EXERCISE GOAL: Single out the lines that include the word "this". Copy them.

Start STORED DATA

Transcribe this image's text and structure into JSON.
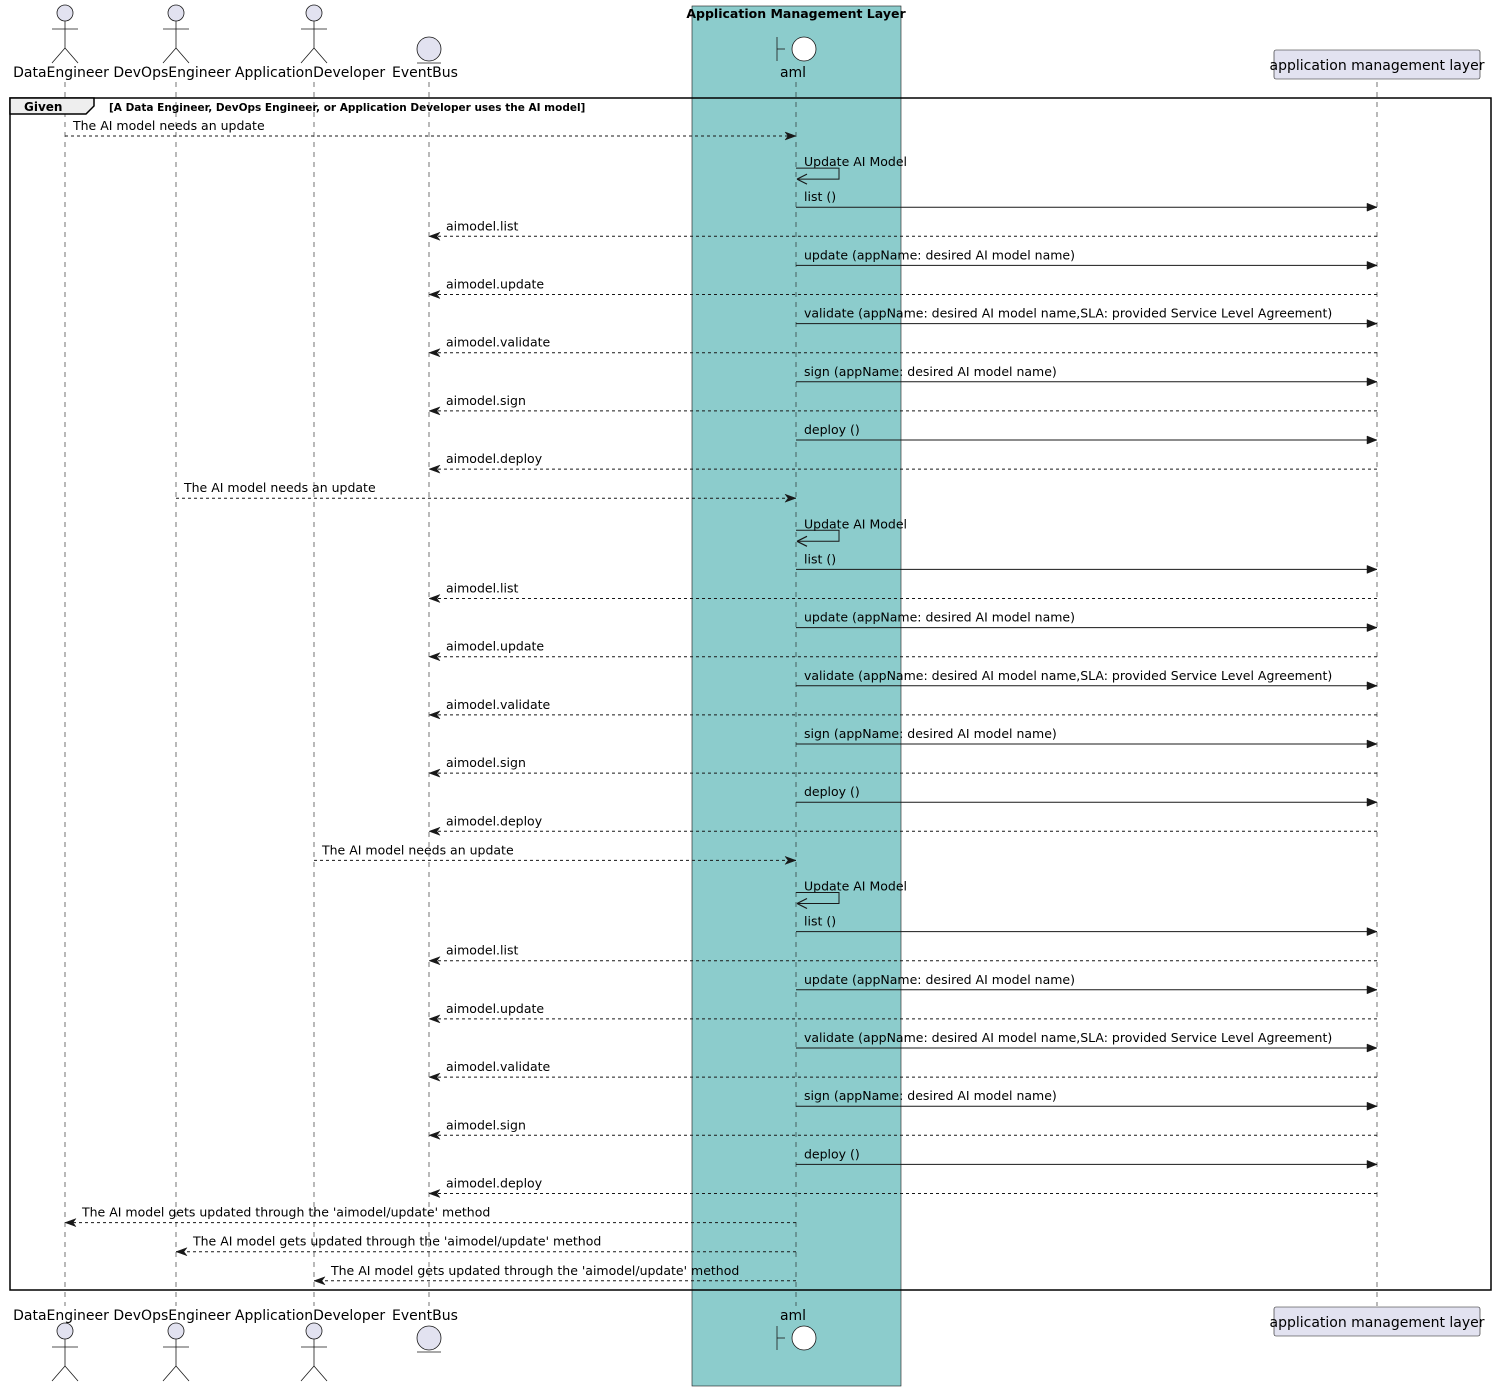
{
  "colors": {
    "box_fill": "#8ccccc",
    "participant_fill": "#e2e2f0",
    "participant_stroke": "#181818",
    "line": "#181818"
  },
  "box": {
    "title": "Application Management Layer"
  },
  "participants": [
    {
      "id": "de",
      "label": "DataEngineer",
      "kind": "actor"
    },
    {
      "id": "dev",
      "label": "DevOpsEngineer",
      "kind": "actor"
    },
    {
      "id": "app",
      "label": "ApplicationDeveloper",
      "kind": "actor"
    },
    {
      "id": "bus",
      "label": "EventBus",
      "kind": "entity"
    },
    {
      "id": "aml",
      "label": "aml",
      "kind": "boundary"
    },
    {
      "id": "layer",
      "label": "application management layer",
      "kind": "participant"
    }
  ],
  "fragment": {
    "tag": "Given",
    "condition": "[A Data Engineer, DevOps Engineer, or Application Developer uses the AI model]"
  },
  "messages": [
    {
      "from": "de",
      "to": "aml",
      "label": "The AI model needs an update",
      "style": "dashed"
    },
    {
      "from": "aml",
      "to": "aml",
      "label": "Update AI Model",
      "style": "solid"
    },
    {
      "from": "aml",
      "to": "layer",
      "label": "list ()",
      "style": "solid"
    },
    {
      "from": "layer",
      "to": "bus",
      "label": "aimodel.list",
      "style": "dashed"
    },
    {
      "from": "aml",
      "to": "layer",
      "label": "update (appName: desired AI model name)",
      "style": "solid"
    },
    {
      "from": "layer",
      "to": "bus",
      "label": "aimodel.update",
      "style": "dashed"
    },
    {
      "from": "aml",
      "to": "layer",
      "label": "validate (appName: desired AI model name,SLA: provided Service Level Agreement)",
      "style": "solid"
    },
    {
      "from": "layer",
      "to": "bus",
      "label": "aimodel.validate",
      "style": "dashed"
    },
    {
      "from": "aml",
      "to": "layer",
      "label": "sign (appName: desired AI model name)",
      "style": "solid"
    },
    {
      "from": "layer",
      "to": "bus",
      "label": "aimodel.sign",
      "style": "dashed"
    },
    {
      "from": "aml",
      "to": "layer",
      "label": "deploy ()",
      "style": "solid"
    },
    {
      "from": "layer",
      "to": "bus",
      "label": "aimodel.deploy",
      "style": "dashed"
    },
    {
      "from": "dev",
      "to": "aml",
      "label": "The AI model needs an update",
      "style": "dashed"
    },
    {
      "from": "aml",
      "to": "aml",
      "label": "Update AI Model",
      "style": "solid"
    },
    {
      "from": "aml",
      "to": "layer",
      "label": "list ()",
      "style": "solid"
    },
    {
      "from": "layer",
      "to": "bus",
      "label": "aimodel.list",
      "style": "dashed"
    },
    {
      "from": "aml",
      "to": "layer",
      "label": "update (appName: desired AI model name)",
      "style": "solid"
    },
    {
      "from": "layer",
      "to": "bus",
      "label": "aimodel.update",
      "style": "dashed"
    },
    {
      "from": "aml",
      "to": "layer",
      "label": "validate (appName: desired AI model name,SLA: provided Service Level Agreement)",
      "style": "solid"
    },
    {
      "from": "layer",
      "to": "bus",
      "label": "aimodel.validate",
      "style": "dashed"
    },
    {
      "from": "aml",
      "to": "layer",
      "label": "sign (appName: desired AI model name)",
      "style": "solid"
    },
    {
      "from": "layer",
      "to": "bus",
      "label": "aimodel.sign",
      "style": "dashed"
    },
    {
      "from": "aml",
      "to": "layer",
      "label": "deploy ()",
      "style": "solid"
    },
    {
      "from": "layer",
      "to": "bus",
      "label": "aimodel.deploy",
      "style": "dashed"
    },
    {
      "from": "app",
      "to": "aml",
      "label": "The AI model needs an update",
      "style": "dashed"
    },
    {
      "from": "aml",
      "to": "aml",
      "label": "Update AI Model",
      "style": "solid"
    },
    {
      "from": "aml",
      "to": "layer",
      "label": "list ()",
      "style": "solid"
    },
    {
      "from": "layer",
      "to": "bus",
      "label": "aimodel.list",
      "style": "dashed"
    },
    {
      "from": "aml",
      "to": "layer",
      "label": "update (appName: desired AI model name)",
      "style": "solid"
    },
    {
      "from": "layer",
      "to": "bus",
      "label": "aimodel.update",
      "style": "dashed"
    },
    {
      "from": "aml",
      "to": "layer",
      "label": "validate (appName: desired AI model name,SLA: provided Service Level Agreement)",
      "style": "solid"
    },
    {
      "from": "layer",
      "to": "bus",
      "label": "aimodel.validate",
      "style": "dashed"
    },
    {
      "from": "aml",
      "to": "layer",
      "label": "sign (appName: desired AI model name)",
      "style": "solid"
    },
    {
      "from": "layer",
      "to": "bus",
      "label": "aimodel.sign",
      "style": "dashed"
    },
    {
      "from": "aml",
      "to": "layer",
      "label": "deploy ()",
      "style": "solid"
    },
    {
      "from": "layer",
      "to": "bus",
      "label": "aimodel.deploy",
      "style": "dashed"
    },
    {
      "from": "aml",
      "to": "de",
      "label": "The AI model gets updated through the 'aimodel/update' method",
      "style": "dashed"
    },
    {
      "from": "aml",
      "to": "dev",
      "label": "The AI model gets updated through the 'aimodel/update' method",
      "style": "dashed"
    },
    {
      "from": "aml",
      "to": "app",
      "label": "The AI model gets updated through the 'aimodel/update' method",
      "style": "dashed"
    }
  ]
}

End STORED DATA
Start STORED DATA

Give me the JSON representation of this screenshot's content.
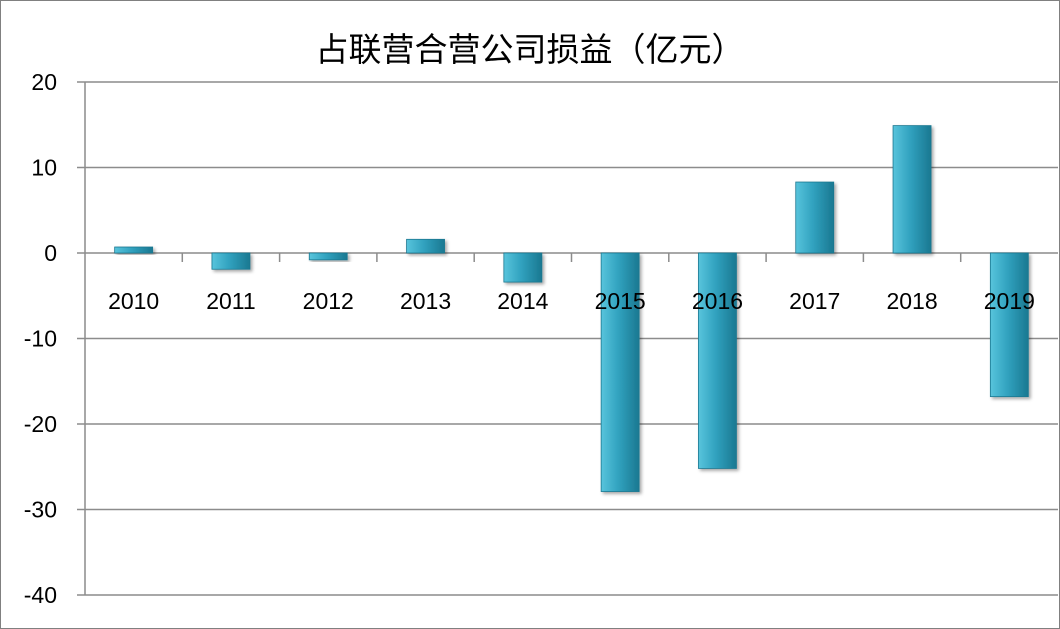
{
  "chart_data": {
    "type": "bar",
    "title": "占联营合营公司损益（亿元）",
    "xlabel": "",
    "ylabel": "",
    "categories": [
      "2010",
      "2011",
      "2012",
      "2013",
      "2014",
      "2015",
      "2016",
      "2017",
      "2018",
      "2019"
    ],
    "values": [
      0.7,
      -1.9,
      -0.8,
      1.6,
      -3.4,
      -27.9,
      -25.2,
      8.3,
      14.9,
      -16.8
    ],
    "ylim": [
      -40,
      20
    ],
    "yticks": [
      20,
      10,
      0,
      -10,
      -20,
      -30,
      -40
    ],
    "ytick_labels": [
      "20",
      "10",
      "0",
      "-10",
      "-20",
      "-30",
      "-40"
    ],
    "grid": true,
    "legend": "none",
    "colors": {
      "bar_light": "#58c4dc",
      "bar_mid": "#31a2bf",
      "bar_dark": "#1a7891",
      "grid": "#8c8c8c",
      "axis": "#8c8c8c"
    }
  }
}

End STORED DATA

REPLY TO THE TASK:
Transcribe this image's text and structure into JSON.
Give me the JSON representation of this screenshot's content.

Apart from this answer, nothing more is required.